Texte
Source : Visual Capitalist

 

L’argument en faveur des tarifs douaniers, aujourd’hui – sur environ 1 500 Mds$ d’importations annuelles – se fonde sur des notions d’équité et sur la génération de recettes.

Le président Trump et ses partisans affirment qu’un retour aux tarifs douaniers sur les importations empêchera d’autres pays de profiter de l’Amérique en volant ses usines et ses emplois dans l’industrie.

Ce raisonnement est curieusement semblable à celui de la fameuse loi « Smoot-Hawley Tariff Act of 1930 », dont les défenseurs affirmaient « qu’elle allait protéger les marchés intérieurs des produits provenant d’une main-d’œuvre étrangère bon marché ».

(Evidemment, il est clair que Trump se sert également des tarifs douaniers comme levier pour forcer d’autres pays à agir sur des questions non commerciales, comme le contrôle aux frontières ou le trafic de drogue, et cela pourrait marcher dans une certaine mesure. Mais si d’autres nations appliquent des tarifs douaniers en représailles, ce qui est déjà en train d’arriver, il sera peut-être trop tard pour que Trump abandonne les siens).

L’effet de la loi Smoot-Hawley a été catastrophique. Au lieu de réduire le chômage et de stimuler l’industrie américaine, elle a déclenché une guerre commerciale mondiale, a fait baisser les exportations américaines (surtout de produits agricoles) et a contribué à réduire de plus de deux tiers le volume des échanges commerciaux.

(Petite note à Trump et à ses alliés pro-tarifs douaniers du Congrès : le sénateur Smoot et le Représentant Hawley ont tous les deux été chassés du Congrès lors du cycle électoral suivant).

Les tarifs douaniers actuels ont déjà un impact négatif. Les dépenses de consommation et le niveau de confiance ont chuté au cours du mois qui s’est écoulé, dans un contexte où les Américains commencent à avoir peur que les tarifs douaniers n’accélèrent l’inflation. S’ils sont maintenus jusqu’à la fin de l’année, les tarifs douaniers pourraient engendrer jusqu’à 2 000 $ de coûts en plus pour chaque ménage américain.

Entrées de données
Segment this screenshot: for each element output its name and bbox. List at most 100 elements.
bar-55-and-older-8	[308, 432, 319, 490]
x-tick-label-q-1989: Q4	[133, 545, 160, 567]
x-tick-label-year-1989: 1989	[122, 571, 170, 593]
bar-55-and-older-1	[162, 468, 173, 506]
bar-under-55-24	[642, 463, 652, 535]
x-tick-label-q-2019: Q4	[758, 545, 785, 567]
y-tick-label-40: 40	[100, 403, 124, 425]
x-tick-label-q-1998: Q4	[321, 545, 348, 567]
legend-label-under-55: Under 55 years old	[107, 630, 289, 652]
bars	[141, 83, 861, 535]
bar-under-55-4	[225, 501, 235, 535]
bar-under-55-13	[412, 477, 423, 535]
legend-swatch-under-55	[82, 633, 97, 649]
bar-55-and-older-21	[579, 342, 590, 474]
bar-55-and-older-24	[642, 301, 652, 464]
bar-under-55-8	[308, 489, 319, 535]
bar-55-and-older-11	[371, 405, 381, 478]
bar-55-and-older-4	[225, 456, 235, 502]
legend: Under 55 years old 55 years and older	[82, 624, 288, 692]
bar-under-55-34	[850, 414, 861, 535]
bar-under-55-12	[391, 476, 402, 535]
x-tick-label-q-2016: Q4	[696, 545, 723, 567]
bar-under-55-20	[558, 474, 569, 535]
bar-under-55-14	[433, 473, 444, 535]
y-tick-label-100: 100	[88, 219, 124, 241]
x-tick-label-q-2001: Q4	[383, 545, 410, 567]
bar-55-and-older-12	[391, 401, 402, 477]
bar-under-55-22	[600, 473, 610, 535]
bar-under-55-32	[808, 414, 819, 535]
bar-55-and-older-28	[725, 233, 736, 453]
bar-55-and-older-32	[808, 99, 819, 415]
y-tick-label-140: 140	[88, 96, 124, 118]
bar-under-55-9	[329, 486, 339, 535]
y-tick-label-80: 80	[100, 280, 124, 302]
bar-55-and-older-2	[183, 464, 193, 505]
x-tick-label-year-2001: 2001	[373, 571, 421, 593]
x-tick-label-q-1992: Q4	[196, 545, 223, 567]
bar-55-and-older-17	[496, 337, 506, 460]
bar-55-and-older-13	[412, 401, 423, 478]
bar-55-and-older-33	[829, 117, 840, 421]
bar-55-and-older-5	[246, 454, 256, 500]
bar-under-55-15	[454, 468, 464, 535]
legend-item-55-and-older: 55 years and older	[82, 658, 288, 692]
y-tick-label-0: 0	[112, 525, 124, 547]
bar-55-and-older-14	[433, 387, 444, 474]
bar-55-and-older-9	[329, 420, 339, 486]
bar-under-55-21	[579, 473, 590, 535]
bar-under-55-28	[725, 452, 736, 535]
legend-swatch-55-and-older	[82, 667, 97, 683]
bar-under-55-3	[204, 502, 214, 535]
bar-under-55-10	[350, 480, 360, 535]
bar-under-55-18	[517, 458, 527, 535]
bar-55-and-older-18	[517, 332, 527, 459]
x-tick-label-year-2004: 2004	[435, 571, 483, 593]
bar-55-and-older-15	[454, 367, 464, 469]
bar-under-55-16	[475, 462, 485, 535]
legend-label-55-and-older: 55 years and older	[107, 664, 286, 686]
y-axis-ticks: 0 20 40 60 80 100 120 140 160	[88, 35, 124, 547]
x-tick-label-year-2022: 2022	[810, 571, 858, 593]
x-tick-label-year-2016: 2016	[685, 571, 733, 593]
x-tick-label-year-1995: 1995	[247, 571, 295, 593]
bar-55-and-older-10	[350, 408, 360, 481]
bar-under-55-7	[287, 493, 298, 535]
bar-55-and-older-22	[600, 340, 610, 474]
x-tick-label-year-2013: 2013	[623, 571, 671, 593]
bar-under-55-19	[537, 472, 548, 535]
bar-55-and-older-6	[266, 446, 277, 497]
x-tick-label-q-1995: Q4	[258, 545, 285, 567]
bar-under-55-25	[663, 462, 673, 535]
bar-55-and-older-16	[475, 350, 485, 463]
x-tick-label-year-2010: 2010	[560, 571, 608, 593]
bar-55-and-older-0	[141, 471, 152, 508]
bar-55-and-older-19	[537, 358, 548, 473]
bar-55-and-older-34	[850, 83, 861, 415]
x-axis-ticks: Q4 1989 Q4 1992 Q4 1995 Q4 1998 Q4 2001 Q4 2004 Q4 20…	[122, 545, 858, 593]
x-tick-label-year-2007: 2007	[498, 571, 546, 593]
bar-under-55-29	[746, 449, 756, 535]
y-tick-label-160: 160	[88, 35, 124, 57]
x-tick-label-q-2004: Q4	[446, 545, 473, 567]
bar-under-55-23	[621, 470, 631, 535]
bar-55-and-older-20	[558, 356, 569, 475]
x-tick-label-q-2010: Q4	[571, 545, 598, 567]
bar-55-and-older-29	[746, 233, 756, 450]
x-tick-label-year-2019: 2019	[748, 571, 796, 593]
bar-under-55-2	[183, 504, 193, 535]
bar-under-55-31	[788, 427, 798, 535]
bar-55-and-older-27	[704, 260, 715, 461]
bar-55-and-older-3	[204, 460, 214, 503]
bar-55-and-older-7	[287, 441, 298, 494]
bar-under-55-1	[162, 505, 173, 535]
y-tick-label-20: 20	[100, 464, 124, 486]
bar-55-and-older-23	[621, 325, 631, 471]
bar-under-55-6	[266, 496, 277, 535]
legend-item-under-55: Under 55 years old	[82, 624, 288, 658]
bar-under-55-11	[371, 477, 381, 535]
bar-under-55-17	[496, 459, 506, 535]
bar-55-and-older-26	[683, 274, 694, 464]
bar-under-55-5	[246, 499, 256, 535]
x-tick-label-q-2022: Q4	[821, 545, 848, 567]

Consigne écrite 1
Les affirmations suivantes concordent-elles avec le texte sur les tarifs douaniers ? Répondez par oui ou par non, en citant les mots décisifs du texte.
(a) Les tarifs douaniers actuels portent sur environ 1 500 Mds$ d'importations annuelles.
(b) La loi Smoot-Hawley a fait augmenter les exportations agricoles américaines.
(c) Le sénateur Smoot a conservé son siège lors du cycle électoral suivant.
Consigne écrite 2
Selon le texte sur les tarifs douaniers, pourquoi pourrait-il être trop tard pour que Trump abandonne ses propres tarifs ? Répondez en une à trois phrases.
Consigne écrite 3
Reproduisez le passage du texte sur les tarifs douaniers qui commence aux mots « L’argument en faveur » et s'arrête après « génération de recettes. », en remplaçant « recettes » par « revenus ».

Réponse écrite 1
(a) Oui : « sur environ 1 500 Mds$ d’importations annuelles ».
(b) Non : « a fait baisser les exportations américaines (surtout de produits agricoles) ».
(c) Non : « le sénateur Smoot et le Représentant Hawley ont tous les deux été chassés du Congrès lors du cycle électoral suivant ».

Réponse écrite 2
Il pourrait être trop tard parce que d'autres nations risquent d'appliquer des tarifs douaniers en représailles. Le texte précise que cela est déjà en train d'arriver.

Réponse écrite 3
L’argument en faveur des tarifs douaniers, aujourd’hui – sur environ 1 500 Mds$ d’importations annuelles – se fonde sur des notions d’équité et sur la génération de revenus.